[What is required] Take the entries below and print all of them exactly, please.

[Records for processing]
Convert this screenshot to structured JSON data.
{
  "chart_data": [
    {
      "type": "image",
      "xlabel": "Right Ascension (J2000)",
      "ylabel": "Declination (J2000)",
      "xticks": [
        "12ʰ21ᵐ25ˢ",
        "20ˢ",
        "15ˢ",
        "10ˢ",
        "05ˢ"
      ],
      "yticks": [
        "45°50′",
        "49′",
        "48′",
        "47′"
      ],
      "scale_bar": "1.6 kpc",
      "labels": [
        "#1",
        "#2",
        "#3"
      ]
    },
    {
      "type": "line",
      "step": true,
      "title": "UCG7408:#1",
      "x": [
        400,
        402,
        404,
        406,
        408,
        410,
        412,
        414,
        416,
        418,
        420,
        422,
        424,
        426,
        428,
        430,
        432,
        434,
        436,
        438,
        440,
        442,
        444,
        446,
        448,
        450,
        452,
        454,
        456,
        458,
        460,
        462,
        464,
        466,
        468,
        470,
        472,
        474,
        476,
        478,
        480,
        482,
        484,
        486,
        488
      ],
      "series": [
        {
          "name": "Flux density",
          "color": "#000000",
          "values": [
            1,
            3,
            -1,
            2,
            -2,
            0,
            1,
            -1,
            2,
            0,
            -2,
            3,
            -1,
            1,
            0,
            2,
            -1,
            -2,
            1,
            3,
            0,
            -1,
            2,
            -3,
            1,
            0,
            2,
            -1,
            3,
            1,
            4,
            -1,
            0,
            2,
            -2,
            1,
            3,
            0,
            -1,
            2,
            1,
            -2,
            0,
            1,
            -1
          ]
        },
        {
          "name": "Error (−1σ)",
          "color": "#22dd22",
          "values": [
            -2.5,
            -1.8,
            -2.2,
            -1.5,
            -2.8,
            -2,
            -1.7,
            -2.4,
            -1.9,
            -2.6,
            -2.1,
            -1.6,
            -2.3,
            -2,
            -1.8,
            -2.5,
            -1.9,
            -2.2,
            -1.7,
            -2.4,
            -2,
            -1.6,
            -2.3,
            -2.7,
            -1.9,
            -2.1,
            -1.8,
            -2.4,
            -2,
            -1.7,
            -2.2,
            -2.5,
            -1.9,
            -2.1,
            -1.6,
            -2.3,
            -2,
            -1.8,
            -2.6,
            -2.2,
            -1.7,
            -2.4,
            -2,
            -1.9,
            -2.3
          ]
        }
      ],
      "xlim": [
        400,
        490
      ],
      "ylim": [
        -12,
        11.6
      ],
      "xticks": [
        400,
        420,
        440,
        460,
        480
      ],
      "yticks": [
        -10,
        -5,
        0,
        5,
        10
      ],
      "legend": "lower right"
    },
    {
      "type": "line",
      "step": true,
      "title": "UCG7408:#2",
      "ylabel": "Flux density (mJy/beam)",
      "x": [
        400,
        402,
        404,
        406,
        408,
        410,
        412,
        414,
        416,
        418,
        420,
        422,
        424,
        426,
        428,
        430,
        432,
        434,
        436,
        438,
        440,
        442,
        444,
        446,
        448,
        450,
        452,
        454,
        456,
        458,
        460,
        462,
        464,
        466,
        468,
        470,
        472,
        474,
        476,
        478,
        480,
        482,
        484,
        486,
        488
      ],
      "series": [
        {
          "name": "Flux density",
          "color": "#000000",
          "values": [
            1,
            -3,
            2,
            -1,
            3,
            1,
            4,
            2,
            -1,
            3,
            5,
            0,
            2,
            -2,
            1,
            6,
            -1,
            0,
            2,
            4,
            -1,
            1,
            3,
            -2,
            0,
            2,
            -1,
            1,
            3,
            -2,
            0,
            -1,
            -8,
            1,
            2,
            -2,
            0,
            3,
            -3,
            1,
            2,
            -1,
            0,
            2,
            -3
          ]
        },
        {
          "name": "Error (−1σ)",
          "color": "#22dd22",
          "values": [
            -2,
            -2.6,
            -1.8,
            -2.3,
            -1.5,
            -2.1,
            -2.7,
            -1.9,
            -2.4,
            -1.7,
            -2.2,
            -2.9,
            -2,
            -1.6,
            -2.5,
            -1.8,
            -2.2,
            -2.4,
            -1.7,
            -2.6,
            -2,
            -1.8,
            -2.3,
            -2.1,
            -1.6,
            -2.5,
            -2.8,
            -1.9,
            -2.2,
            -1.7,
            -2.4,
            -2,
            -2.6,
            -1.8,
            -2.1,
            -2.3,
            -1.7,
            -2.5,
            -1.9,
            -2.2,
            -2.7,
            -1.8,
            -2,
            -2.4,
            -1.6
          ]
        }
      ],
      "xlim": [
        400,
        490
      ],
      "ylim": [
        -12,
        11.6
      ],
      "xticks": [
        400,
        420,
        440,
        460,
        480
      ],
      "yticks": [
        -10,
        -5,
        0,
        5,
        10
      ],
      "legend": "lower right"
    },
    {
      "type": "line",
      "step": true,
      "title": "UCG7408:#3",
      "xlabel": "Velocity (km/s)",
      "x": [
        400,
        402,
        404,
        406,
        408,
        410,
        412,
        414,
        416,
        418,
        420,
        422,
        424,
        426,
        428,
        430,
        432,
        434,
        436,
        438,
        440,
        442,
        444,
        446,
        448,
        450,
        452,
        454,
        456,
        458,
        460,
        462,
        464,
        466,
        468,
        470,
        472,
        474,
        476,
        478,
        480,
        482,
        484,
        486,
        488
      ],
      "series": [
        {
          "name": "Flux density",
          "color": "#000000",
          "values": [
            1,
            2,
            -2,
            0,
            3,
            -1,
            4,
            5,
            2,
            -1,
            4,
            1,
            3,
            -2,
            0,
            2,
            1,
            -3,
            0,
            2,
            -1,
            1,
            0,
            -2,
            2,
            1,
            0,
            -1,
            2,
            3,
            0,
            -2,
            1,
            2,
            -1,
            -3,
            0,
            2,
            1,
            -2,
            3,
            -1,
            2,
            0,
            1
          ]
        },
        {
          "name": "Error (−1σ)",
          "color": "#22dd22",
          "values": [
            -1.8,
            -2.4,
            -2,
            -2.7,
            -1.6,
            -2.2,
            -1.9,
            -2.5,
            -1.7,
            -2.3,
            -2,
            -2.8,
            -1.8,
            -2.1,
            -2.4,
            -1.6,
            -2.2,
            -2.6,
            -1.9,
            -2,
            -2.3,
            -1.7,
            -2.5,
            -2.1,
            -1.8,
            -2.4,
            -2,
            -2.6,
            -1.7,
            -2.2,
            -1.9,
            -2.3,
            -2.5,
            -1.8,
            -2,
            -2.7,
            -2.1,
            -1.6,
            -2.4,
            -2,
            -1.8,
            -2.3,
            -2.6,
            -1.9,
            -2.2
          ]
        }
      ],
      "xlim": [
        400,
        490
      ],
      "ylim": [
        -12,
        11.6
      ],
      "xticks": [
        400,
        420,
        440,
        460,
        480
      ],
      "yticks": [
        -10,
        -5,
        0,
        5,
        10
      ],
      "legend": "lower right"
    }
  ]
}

[Response]
Convert this screenshot to structured JSON data.
{
  "chart_data": [
    {
      "type": "image",
      "xlabel": "Right Ascension (J2000)",
      "ylabel": "Declination (J2000)",
      "xticks": [
        "12ʰ21ᵐ25ˢ",
        "20ˢ",
        "15ˢ",
        "10ˢ",
        "05ˢ"
      ],
      "yticks": [
        "45°50′",
        "49′",
        "48′",
        "47′"
      ],
      "scale_bar": "1.6 kpc",
      "labels": [
        "#1",
        "#2",
        "#3"
      ]
    },
    {
      "type": "line",
      "step": true,
      "title": "UCG7408:#1",
      "x": [
        400,
        402,
        404,
        406,
        408,
        410,
        412,
        414,
        416,
        418,
        420,
        422,
        424,
        426,
        428,
        430,
        432,
        434,
        436,
        438,
        440,
        442,
        444,
        446,
        448,
        450,
        452,
        454,
        456,
        458,
        460,
        462,
        464,
        466,
        468,
        470,
        472,
        474,
        476,
        478,
        480,
        482,
        484,
        486,
        488
      ],
      "series": [
        {
          "name": "Flux density",
          "color": "#000000",
          "values": [
            1,
            3,
            -1,
            2,
            -2,
            0,
            1,
            -1,
            2,
            0,
            -2,
            3,
            -1,
            1,
            0,
            2,
            -1,
            -2,
            1,
            3,
            0,
            -1,
            2,
            -3,
            1,
            0,
            2,
            -1,
            3,
            1,
            4,
            -1,
            0,
            2,
            -2,
            1,
            3,
            0,
            -1,
            2,
            1,
            -2,
            0,
            1,
            -1
          ]
        },
        {
          "name": "Error (−1σ)",
          "color": "#22dd22",
          "values": [
            -2.5,
            -1.8,
            -2.2,
            -1.5,
            -2.8,
            -2,
            -1.7,
            -2.4,
            -1.9,
            -2.6,
            -2.1,
            -1.6,
            -2.3,
            -2,
            -1.8,
            -2.5,
            -1.9,
            -2.2,
            -1.7,
            -2.4,
            -2,
            -1.6,
            -2.3,
            -2.7,
            -1.9,
            -2.1,
            -1.8,
            -2.4,
            -2,
            -1.7,
            -2.2,
            -2.5,
            -1.9,
            -2.1,
            -1.6,
            -2.3,
            -2,
            -1.8,
            -2.6,
            -2.2,
            -1.7,
            -2.4,
            -2,
            -1.9,
            -2.3
          ]
        }
      ],
      "xlim": [
        400,
        490
      ],
      "ylim": [
        -12,
        11.6
      ],
      "xticks": [
        400,
        420,
        440,
        460,
        480
      ],
      "yticks": [
        -10,
        -5,
        0,
        5,
        10
      ],
      "legend": "lower right"
    },
    {
      "type": "line",
      "step": true,
      "title": "UCG7408:#2",
      "ylabel": "Flux density (mJy/beam)",
      "x": [
        400,
        402,
        404,
        406,
        408,
        410,
        412,
        414,
        416,
        418,
        420,
        422,
        424,
        426,
        428,
        430,
        432,
        434,
        436,
        438,
        440,
        442,
        444,
        446,
        448,
        450,
        452,
        454,
        456,
        458,
        460,
        462,
        464,
        466,
        468,
        470,
        472,
        474,
        476,
        478,
        480,
        482,
        484,
        486,
        488
      ],
      "series": [
        {
          "name": "Flux density",
          "color": "#000000",
          "values": [
            1,
            -3,
            2,
            -1,
            3,
            1,
            4,
            2,
            -1,
            3,
            5,
            0,
            2,
            -2,
            1,
            6,
            -1,
            0,
            2,
            4,
            -1,
            1,
            3,
            -2,
            0,
            2,
            -1,
            1,
            3,
            -2,
            0,
            -1,
            -8,
            1,
            2,
            -2,
            0,
            3,
            -3,
            1,
            2,
            -1,
            0,
            2,
            -3
          ]
        },
        {
          "name": "Error (−1σ)",
          "color": "#22dd22",
          "values": [
            -2,
            -2.6,
            -1.8,
            -2.3,
            -1.5,
            -2.1,
            -2.7,
            -1.9,
            -2.4,
            -1.7,
            -2.2,
            -2.9,
            -2,
            -1.6,
            -2.5,
            -1.8,
            -2.2,
            -2.4,
            -1.7,
            -2.6,
            -2,
            -1.8,
            -2.3,
            -2.1,
            -1.6,
            -2.5,
            -2.8,
            -1.9,
            -2.2,
            -1.7,
            -2.4,
            -2,
            -2.6,
            -1.8,
            -2.1,
            -2.3,
            -1.7,
            -2.5,
            -1.9,
            -2.2,
            -2.7,
            -1.8,
            -2,
            -2.4,
            -1.6
          ]
        }
      ],
      "xlim": [
        400,
        490
      ],
      "ylim": [
        -12,
        11.6
      ],
      "xticks": [
        400,
        420,
        440,
        460,
        480
      ],
      "yticks": [
        -10,
        -5,
        0,
        5,
        10
      ],
      "legend": "lower right"
    },
    {
      "type": "line",
      "step": true,
      "title": "UCG7408:#3",
      "xlabel": "Velocity (km/s)",
      "x": [
        400,
        402,
        404,
        406,
        408,
        410,
        412,
        414,
        416,
        418,
        420,
        422,
        424,
        426,
        428,
        430,
        432,
        434,
        436,
        438,
        440,
        442,
        444,
        446,
        448,
        450,
        452,
        454,
        456,
        458,
        460,
        462,
        464,
        466,
        468,
        470,
        472,
        474,
        476,
        478,
        480,
        482,
        484,
        486,
        488
      ],
      "series": [
        {
          "name": "Flux density",
          "color": "#000000",
          "values": [
            1,
            2,
            -2,
            0,
            3,
            -1,
            4,
            5,
            2,
            -1,
            4,
            1,
            3,
            -2,
            0,
            2,
            1,
            -3,
            0,
            2,
            -1,
            1,
            0,
            -2,
            2,
            1,
            0,
            -1,
            2,
            3,
            0,
            -2,
            1,
            2,
            -1,
            -3,
            0,
            2,
            1,
            -2,
            3,
            -1,
            2,
            0,
            1
          ]
        },
        {
          "name": "Error (−1σ)",
          "color": "#22dd22",
          "values": [
            -1.8,
            -2.4,
            -2,
            -2.7,
            -1.6,
            -2.2,
            -1.9,
            -2.5,
            -1.7,
            -2.3,
            -2,
            -2.8,
            -1.8,
            -2.1,
            -2.4,
            -1.6,
            -2.2,
            -2.6,
            -1.9,
            -2,
            -2.3,
            -1.7,
            -2.5,
            -2.1,
            -1.8,
            -2.4,
            -2,
            -2.6,
            -1.7,
            -2.2,
            -1.9,
            -2.3,
            -2.5,
            -1.8,
            -2,
            -2.7,
            -2.1,
            -1.6,
            -2.4,
            -2,
            -1.8,
            -2.3,
            -2.6,
            -1.9,
            -2.2
          ]
        }
      ],
      "xlim": [
        400,
        490
      ],
      "ylim": [
        -12,
        11.6
      ],
      "xticks": [
        400,
        420,
        440,
        460,
        480
      ],
      "yticks": [
        -10,
        -5,
        0,
        5,
        10
      ],
      "legend": "lower right"
    }
  ]
}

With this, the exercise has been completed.